> **Bloc de texte**:
┄┄┄┄┄┄┄┄┄┄┄┄┄┄┄┄┄┄┄┄
Médecin et fondatrice de l’organisme humanitaire international War Child, la Canadienne Samantha Nutt a plusieurs fois depuis 20 ans enfilé casque et gilet pare-balles et a rencontré des civils vivant dans des zones de conflits. Dans «Guerriers de l’impossible», qui paraît aujourd’hui en version française, elle critique l’hypocrisie des pays occidentaux face à l’aide humanitaire, dont nous serions tous complices.

Que voulez-vous dire lorsque vous écrivez que «nous sommes des consommateurs de la guerre»?
Nous profitons tous les jours des guerres qui ont lieu à travers le monde. Le Régime de pensions du Canada et presque tous les fonds de pension d’enseignants du pays investissent dans les fabricants d’armes les plus importants de la planète. Nous plaçons aussi notre argent dans les compagnies minières qui opèrent dans des environnements instables. Au Congo, par exemple, l’extraction du coltan, un minerai conducteur qui se retrouve dans nos téléphones cellulaires, rapporte des millions de dollars aux milices rebelles. Le Canada n’a d’ailleurs toujours pas signé le Traité sur le commerce des armes, qui contraint les parties à évaluer les risques de violation de droits humains avant d’envoyer des armes à l’étranger.

Vous soulignez que la situation de plusieurs pays en guerre a été influencée par les politiques passées et présentes de pays occidentaux. Faut-il culpabiliser?
┄┄┄┄┄┄┄┄┄┄┄┄┄┄┄┄┄┄┄┄
> **Énoncé**: D'après l'entretien sur l'aide humanitaire, quel minerai extrait au Congo rapporte des millions de dollars aux milices rebelles ?

> **Enregistrements fournis**:
┄┄┄┄┄┄┄┄┄┄┄┄┄┄┄┄┄┄┄┄
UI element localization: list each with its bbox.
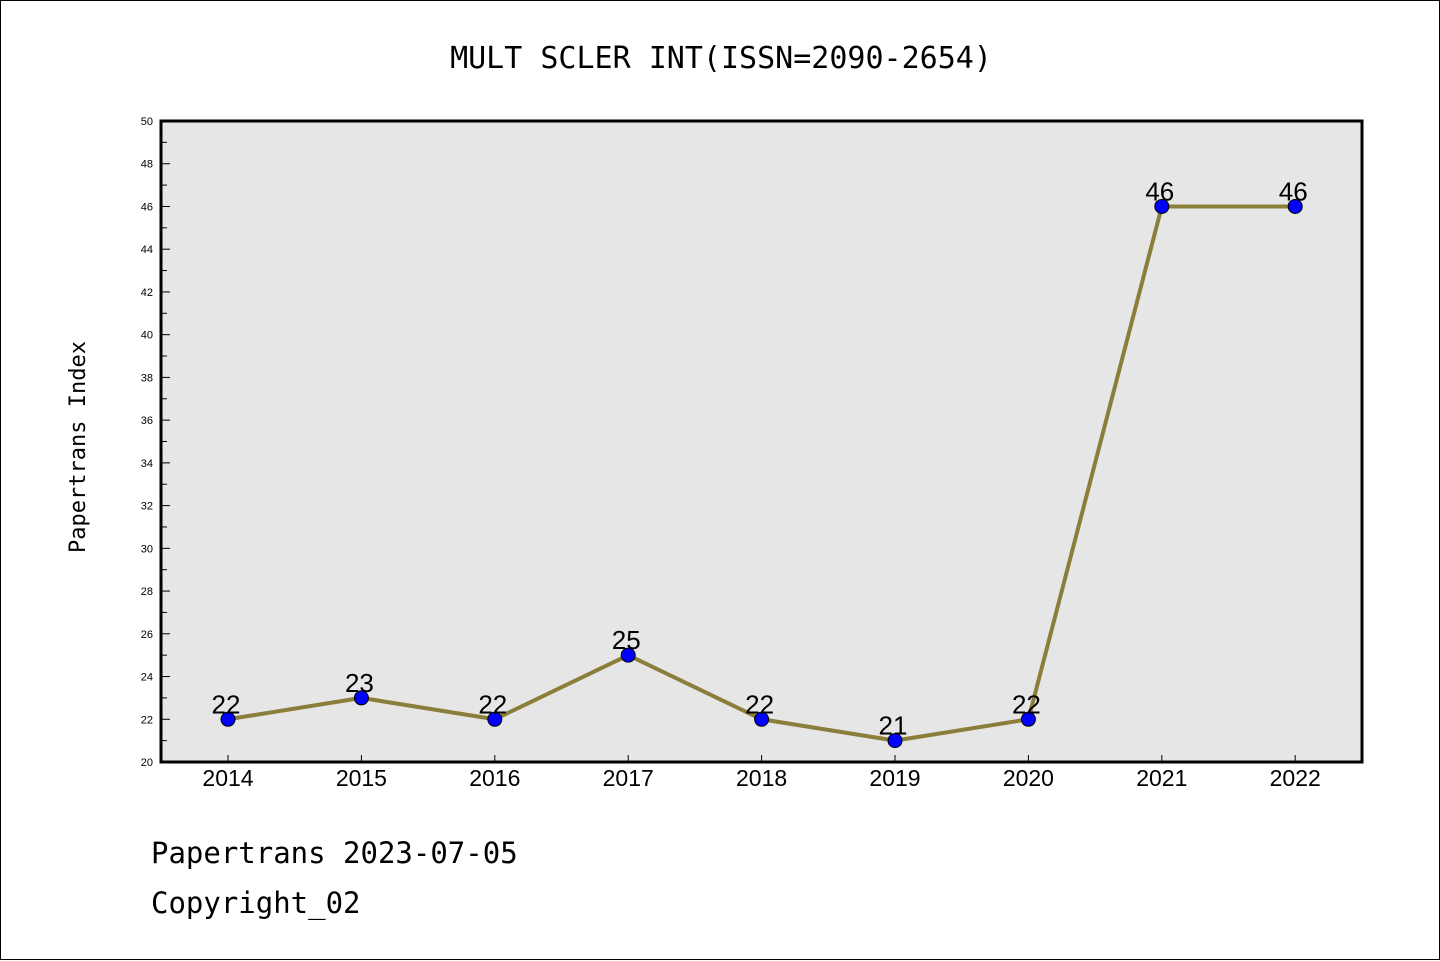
┄┄┄┄┄┄┄┄┄┄┄┄┄┄┄┄┄┄┄┄
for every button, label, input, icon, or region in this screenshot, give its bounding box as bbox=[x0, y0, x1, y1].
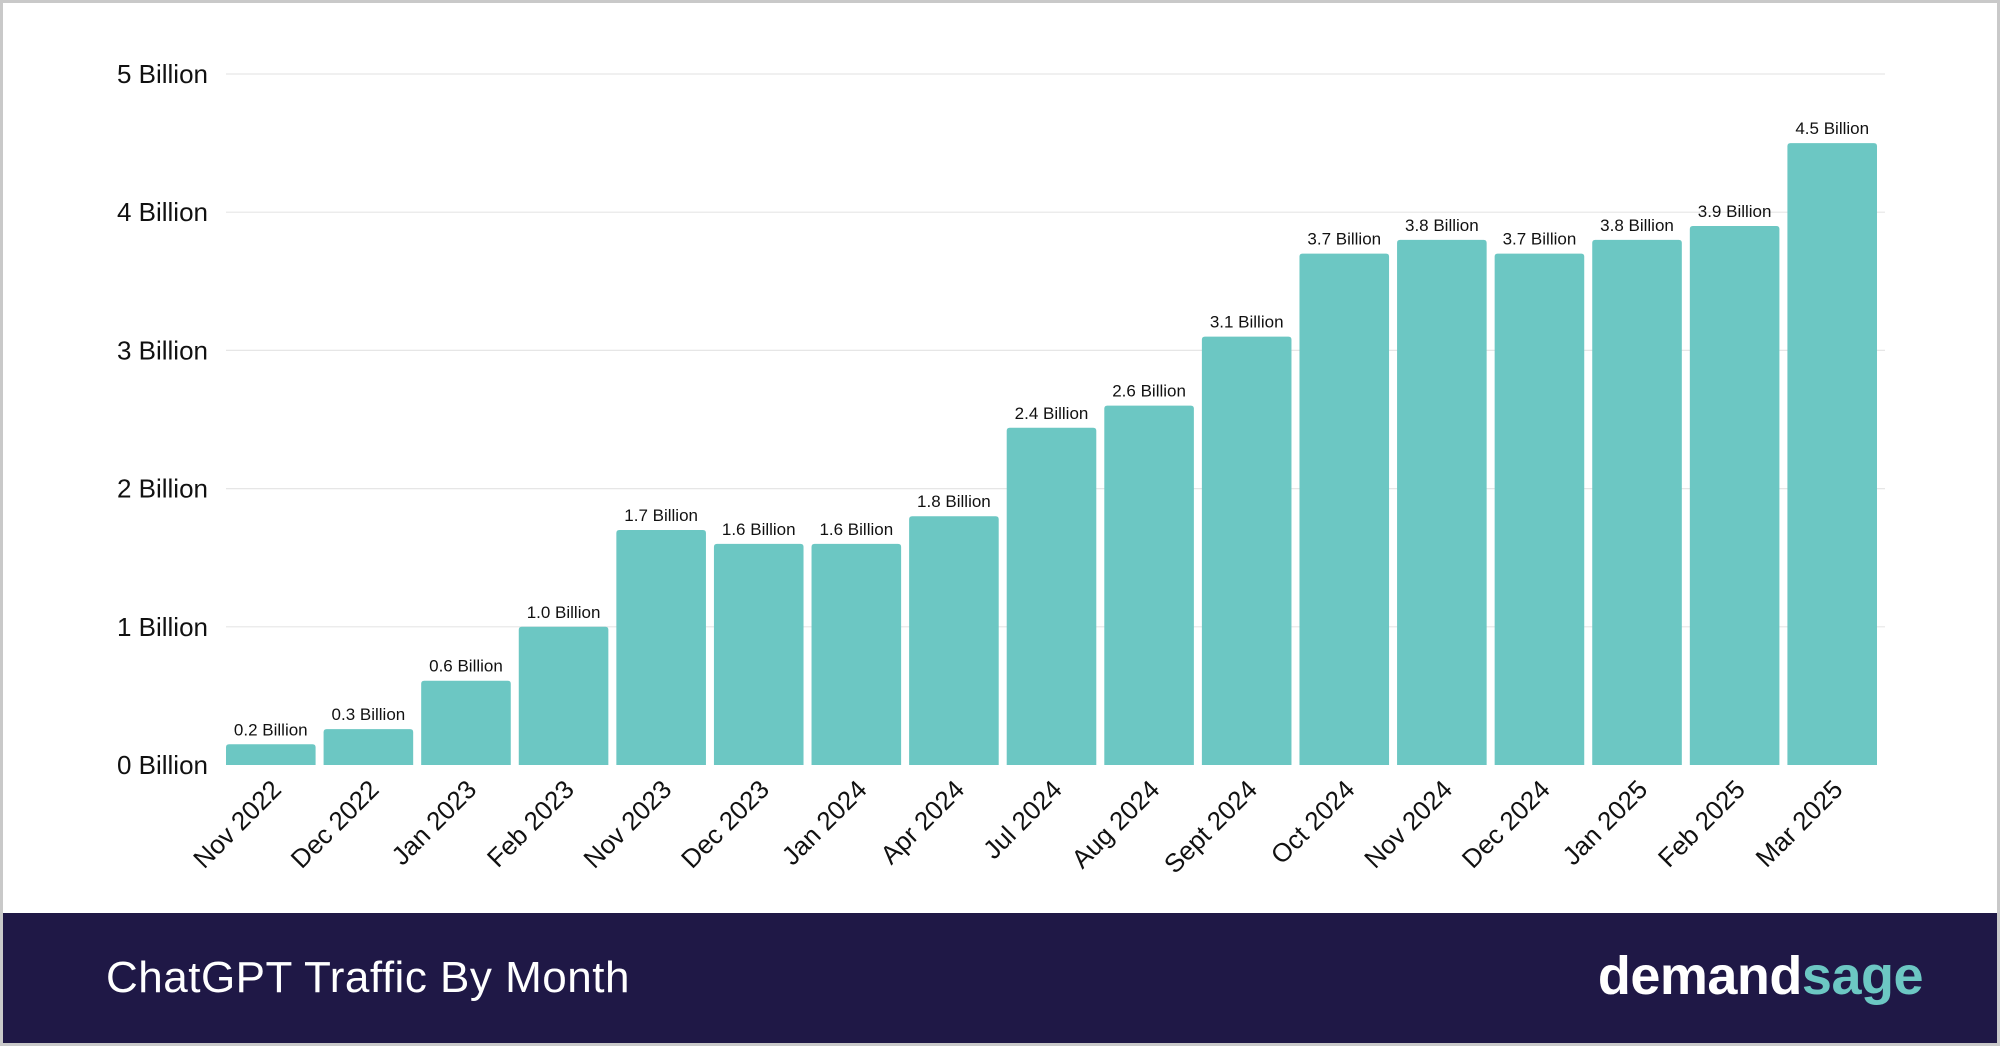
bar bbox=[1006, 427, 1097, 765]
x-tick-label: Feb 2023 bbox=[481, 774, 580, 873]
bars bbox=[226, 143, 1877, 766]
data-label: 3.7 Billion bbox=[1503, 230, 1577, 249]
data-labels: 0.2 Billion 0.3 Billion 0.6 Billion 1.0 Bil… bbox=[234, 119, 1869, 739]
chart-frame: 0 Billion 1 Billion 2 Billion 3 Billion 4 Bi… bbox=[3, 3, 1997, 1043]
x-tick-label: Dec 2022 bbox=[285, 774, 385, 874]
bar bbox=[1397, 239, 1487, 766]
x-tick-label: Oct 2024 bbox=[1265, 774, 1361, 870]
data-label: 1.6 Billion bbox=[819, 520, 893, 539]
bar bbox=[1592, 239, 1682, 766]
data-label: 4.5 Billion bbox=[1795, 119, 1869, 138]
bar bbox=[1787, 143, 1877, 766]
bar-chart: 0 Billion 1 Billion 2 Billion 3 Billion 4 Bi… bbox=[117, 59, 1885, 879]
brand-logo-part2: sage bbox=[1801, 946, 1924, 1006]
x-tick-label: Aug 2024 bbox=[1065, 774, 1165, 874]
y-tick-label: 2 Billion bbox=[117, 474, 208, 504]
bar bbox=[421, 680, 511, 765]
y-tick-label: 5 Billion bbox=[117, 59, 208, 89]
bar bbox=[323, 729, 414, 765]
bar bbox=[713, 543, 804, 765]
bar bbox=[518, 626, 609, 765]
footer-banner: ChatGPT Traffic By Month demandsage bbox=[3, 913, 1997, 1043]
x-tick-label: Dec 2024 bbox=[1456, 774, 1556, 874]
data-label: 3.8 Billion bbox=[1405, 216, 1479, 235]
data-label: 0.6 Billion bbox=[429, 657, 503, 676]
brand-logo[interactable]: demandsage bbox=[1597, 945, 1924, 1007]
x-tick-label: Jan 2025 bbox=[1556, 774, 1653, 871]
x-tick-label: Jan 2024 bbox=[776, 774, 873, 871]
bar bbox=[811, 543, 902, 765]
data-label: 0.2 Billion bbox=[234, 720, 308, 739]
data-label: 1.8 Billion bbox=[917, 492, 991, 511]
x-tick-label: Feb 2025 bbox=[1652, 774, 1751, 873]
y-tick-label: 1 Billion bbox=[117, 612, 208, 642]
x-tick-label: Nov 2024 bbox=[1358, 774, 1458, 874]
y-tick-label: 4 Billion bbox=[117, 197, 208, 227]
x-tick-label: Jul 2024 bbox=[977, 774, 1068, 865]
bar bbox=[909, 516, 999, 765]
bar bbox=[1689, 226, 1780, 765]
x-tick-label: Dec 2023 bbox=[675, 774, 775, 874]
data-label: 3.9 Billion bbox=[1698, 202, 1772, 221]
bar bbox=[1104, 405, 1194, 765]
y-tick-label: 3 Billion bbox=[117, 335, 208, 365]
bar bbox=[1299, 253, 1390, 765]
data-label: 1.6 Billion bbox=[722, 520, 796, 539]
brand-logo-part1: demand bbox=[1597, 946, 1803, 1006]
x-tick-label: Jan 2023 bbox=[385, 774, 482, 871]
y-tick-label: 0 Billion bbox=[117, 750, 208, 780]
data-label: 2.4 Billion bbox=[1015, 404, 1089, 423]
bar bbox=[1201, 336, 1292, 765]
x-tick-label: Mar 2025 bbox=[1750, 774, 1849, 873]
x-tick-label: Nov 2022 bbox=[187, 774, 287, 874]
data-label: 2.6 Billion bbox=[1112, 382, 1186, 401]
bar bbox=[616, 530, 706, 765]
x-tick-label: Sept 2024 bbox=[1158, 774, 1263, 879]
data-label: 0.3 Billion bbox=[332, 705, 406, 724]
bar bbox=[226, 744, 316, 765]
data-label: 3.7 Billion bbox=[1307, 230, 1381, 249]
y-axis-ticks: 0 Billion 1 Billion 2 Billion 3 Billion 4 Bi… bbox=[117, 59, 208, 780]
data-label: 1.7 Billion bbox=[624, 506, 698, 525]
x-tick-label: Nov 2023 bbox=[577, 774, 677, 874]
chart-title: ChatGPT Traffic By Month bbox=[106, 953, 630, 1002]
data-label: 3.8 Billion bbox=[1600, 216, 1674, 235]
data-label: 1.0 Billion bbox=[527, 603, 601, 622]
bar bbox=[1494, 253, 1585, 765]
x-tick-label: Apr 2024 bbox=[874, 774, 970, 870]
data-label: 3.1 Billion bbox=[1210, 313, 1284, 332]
┄┄┄┄┄┄┄┄┄┄┄┄┄┄┄┄┄┄┄┄
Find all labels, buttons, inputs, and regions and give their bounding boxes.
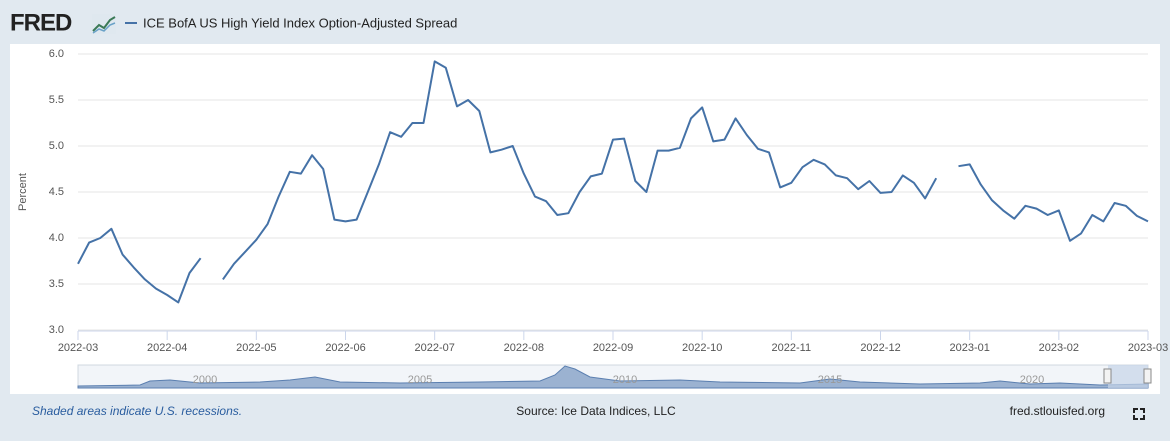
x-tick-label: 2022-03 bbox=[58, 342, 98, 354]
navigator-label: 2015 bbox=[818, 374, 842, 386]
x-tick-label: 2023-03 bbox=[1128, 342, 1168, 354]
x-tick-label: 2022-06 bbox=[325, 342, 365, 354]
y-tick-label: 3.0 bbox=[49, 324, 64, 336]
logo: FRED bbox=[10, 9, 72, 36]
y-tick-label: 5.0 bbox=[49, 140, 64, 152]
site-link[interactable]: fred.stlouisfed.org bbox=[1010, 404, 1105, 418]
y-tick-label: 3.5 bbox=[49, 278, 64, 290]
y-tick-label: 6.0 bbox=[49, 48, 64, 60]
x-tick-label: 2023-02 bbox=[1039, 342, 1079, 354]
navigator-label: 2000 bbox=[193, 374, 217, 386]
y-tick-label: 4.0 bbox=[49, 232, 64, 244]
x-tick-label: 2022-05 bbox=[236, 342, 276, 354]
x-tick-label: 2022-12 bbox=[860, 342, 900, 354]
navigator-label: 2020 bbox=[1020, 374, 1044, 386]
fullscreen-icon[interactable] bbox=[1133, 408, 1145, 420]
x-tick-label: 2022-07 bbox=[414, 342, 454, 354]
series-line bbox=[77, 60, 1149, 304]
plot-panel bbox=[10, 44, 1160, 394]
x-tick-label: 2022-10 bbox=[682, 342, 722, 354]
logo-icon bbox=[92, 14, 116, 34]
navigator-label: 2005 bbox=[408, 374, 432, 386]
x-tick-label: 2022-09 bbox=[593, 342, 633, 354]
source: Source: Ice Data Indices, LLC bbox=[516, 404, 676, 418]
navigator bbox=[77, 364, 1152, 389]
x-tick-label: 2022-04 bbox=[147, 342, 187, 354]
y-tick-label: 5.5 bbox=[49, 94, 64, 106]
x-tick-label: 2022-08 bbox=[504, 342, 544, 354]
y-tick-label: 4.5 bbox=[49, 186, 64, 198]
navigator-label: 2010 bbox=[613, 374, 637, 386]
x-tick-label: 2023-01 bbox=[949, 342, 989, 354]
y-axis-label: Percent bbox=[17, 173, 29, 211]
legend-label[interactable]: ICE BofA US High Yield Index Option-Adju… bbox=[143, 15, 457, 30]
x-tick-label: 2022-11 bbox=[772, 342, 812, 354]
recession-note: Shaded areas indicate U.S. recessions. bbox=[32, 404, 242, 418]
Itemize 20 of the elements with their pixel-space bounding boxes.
┄┄┄┄┄┄┄┄┄┄┄┄┄┄┄┄┄┄┄┄
> **Corrigé détaillé**: Le coltan, un minerai conducteur qui se retrouve dans les téléphones cellulaires.